Text extract |
== == ==

Fixed the problem ( Ticket #59 ) of log scales on phase plots. I thought I was
being a Clever Dan before, but I wasn't, I was just being dumb.
Finally, added some properties to the Enzo3DData types that make them behave
more like hierarchies. This is in preparation for decentralizing hierarchy
support. (First, optimization.)
There are probably some changes scattered throughout related to the upcoming clumpfinder.
Modified:
trunk/yt/lagos/BaseDataTypes.py
trunk/yt/lagos/BaseGridType.py
trunk/yt/lagos/DataReadingFuncs.py
trunk/yt/lagos/DerivedFields.py
trunk/yt/lagos/HierarchyType.py
trunk/yt/lagos/WeaveStrings.py
trunk/yt/raven/PlotCollection.py
trunk/yt/raven/PlotTypes.py
Modified: trunk/yt/lagos/BaseDataTypes.py
==============================================================================
--- trunk/yt/lagos/BaseDataTypes.py (original)
+++ trunk/yt/lagos/BaseDataTypes.py Fri Jan 11 09:18:23 2008
@@ -74,6 +74,9 @@
def set_field_parameter(self, name, val):
self.field_parameters[name] = val
+ def has_field_parameter(self, name):
+ return self.field_parameters.has_key(name)
+
def convert(self, datatype):
return self.hierarchy[datatype]
@@ -372,6 +375,7 @@
def __init__(self, normal, center, fields = None):
Enzo2DData.__init__(self, 4, fields)
self.center = center
+ self.set_field_parameter('center',center)
self._cut_masks = {}
# Let's set up our plane equation
# ax + by + cz + d = 0
@@ -382,9 +386,9 @@
_t = na.cross(self._norm_vec, vecs).sum(axis=1)
ax = nd.maximum_position(_t)
self._x_vec = na.cross(vecs[ax,:], self._norm_vec).ravel()
- self._x_vec /= na.dot(self._x_vec, self._x_vec)
+ self._x_vec /= na.sqrt(na.dot(self._x_vec, self._x_vec))
self._y_vec = na.cross(self._norm_vec, self._x_vec).ravel()
- self._y_vec /= na.dot(self._y_vec, self._y_vec)
+ self._y_vec /= na.sqrt(na.dot(self._y_vec, self._y_vec))
self._rot_mat = na.array([self._x_vec,self._y_vec,self._norm_vec])
self._inv_mat = na.linalg.pinv(self._rot_mat)
self._refresh_data()
@@ -412,12 +416,15 @@
def _get_cut_mask(self, grid):
if self._cut_masks.has_key(grid.id):
return self._cut_masks[grid.id]
- # This is slow.

== == ==

Source excerpt |
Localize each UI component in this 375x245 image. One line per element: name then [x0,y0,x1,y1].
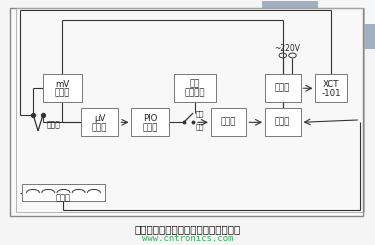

== == ==

Exercise details |
Using the commit log, say whether each statement agrees with it. Answer yes or no for each and quote the words from the commit log that decide it.
(a) The fix for log scales on phase plots is tied to Ticket #59.
(b) The properties added to the Enzo3DData types are meant to make them behave more like hierarchies.
(c) In the changed code, the x vector is now divided by the plain dot product of itself, with no square root.

Answer for this exercise |
(a) Yes: "Fixed the problem ( Ticket #59 ) of log scales on phase plots."
(b) Yes: "added some properties to the Enzo3DData types that make them behave more like hierarchies."
(c) No: "self._x_vec /= na.sqrt(na.dot(self._x_vec, self._x_vec))"